BRIEF =
Below are the entries; state how many of their lines contain the string "packets", and nothing more.

DATA PROVIDED =
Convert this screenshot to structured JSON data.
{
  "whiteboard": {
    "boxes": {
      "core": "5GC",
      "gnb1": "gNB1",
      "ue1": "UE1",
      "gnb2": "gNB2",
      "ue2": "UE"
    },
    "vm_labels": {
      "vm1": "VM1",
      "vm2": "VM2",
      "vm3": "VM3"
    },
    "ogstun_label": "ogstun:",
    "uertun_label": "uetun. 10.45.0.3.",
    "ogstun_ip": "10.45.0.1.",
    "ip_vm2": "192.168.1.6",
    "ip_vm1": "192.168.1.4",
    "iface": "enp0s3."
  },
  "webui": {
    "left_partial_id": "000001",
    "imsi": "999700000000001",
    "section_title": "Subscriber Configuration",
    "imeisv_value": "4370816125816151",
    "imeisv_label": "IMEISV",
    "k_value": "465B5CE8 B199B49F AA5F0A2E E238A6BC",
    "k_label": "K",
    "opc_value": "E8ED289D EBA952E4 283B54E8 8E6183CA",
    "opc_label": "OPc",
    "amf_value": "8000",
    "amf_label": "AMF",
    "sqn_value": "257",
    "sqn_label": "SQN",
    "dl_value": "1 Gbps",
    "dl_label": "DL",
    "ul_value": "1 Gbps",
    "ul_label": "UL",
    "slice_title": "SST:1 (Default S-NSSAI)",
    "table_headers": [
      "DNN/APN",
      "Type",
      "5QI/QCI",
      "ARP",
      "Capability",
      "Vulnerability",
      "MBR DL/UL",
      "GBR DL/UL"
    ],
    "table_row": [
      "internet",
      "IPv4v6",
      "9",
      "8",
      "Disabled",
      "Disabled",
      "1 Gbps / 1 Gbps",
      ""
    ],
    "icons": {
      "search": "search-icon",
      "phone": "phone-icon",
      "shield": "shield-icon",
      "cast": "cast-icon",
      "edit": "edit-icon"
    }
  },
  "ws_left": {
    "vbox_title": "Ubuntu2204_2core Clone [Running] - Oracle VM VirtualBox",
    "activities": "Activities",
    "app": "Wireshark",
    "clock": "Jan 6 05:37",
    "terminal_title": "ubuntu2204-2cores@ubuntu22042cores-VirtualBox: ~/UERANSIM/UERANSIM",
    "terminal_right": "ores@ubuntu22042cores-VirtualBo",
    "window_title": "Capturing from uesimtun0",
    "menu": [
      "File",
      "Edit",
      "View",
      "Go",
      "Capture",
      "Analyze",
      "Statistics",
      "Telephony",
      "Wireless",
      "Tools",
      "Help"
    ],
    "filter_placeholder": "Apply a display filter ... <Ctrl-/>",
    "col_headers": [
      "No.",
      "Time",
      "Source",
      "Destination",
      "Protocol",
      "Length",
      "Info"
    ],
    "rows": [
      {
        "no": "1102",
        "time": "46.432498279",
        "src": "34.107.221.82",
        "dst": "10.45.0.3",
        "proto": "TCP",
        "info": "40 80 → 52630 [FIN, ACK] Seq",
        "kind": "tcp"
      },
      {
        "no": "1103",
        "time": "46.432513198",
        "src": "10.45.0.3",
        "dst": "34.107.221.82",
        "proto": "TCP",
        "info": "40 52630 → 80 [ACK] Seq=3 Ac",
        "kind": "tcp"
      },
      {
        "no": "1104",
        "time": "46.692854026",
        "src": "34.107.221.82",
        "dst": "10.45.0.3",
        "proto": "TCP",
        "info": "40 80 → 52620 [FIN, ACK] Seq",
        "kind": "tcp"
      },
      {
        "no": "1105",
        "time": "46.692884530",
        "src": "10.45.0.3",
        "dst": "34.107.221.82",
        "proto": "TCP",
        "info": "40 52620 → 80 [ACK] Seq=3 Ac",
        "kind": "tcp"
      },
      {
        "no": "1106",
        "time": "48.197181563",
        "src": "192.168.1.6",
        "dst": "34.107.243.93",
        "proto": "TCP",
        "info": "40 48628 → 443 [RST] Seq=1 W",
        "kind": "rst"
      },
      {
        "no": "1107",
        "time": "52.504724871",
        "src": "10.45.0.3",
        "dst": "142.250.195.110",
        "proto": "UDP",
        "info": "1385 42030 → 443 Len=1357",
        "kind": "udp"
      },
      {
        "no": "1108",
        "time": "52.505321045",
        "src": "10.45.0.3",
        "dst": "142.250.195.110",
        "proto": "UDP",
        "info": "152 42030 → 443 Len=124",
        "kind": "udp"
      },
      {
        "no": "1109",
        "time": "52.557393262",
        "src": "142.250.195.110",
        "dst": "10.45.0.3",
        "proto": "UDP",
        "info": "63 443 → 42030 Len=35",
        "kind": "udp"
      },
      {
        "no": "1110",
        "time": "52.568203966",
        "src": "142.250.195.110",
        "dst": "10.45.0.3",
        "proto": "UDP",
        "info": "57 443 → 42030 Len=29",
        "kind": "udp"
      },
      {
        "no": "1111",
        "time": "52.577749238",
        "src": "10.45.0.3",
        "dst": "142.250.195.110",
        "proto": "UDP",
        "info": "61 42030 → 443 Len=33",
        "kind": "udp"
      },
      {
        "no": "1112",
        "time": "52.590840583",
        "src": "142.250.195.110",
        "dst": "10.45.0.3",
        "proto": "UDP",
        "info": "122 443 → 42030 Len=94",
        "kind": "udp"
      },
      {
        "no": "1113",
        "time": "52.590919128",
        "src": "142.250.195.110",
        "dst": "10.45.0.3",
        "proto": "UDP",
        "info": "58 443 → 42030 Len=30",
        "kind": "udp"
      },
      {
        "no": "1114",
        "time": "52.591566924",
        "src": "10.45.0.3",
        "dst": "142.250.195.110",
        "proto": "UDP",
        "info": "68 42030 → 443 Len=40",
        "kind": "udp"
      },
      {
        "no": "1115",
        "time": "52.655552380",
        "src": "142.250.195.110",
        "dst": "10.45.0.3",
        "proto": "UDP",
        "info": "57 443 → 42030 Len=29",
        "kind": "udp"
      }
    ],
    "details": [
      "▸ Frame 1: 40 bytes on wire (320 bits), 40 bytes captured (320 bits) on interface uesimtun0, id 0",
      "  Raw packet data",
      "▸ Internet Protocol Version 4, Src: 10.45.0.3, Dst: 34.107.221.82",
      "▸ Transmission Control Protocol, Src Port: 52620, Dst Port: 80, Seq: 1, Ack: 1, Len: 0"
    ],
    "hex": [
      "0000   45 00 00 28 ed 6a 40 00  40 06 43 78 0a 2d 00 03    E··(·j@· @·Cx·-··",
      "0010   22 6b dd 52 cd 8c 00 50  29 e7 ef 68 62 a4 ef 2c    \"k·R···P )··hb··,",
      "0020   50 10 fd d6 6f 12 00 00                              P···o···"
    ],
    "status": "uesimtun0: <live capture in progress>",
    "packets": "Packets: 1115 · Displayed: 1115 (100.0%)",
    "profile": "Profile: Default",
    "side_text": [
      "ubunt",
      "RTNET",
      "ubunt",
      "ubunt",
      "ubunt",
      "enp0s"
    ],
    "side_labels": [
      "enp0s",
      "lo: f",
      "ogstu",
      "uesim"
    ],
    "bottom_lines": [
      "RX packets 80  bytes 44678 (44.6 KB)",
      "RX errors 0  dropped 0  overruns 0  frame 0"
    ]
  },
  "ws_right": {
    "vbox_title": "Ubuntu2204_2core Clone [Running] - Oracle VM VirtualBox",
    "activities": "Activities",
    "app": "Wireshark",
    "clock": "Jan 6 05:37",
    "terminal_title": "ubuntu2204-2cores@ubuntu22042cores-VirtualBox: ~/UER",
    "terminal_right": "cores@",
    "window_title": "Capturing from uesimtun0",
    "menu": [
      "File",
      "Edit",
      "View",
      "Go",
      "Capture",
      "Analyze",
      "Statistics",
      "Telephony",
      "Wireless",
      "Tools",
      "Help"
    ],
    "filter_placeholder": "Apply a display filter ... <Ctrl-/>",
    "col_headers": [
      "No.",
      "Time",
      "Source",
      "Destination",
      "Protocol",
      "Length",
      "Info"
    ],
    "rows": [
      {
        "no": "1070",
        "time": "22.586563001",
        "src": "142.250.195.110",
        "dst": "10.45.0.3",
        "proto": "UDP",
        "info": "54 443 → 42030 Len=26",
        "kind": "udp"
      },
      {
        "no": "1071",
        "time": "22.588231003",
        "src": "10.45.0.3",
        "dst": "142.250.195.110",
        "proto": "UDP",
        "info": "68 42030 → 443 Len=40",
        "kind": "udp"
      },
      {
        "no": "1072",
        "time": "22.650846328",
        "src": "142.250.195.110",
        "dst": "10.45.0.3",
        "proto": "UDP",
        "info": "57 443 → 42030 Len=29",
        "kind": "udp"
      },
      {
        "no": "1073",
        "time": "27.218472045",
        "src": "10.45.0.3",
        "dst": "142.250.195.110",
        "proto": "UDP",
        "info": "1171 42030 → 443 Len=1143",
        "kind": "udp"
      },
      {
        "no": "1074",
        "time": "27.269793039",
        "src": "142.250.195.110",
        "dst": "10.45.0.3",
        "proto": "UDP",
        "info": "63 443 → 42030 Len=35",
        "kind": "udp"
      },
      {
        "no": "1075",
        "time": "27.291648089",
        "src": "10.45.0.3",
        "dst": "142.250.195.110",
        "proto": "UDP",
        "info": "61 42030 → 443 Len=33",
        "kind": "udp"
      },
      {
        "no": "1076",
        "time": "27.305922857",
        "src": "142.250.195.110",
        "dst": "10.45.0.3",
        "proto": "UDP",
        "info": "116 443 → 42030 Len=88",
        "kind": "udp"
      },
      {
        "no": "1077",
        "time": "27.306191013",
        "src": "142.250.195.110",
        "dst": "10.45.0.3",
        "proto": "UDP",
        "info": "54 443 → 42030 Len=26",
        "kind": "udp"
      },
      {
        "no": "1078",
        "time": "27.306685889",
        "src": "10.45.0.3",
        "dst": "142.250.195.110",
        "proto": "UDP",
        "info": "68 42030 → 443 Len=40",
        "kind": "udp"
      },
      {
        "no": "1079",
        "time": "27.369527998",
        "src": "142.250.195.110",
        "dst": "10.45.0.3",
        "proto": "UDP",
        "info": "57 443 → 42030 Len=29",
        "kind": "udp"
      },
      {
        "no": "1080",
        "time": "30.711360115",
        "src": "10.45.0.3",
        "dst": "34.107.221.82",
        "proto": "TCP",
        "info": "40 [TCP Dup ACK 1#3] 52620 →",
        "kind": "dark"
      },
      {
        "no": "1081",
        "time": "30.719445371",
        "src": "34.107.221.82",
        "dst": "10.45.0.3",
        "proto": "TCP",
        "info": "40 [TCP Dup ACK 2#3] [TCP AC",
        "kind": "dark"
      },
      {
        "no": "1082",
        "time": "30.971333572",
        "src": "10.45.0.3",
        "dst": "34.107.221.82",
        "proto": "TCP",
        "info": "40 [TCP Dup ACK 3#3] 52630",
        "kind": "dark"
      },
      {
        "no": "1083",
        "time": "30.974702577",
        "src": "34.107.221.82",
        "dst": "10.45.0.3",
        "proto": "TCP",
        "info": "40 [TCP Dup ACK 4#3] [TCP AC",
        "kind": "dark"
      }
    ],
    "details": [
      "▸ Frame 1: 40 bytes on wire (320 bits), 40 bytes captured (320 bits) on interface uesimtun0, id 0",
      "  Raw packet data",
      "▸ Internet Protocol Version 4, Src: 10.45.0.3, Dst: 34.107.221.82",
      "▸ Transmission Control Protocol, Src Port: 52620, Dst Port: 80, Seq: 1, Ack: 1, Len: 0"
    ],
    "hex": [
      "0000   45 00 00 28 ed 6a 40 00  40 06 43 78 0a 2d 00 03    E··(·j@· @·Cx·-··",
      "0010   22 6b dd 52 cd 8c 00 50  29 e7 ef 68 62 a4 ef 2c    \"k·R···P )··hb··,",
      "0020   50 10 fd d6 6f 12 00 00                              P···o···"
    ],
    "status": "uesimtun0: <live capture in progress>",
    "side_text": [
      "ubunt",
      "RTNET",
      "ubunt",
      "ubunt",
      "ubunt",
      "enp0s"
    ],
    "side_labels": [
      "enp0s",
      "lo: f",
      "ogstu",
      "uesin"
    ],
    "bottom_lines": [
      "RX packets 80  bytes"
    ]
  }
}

COMPLETED TASK =
3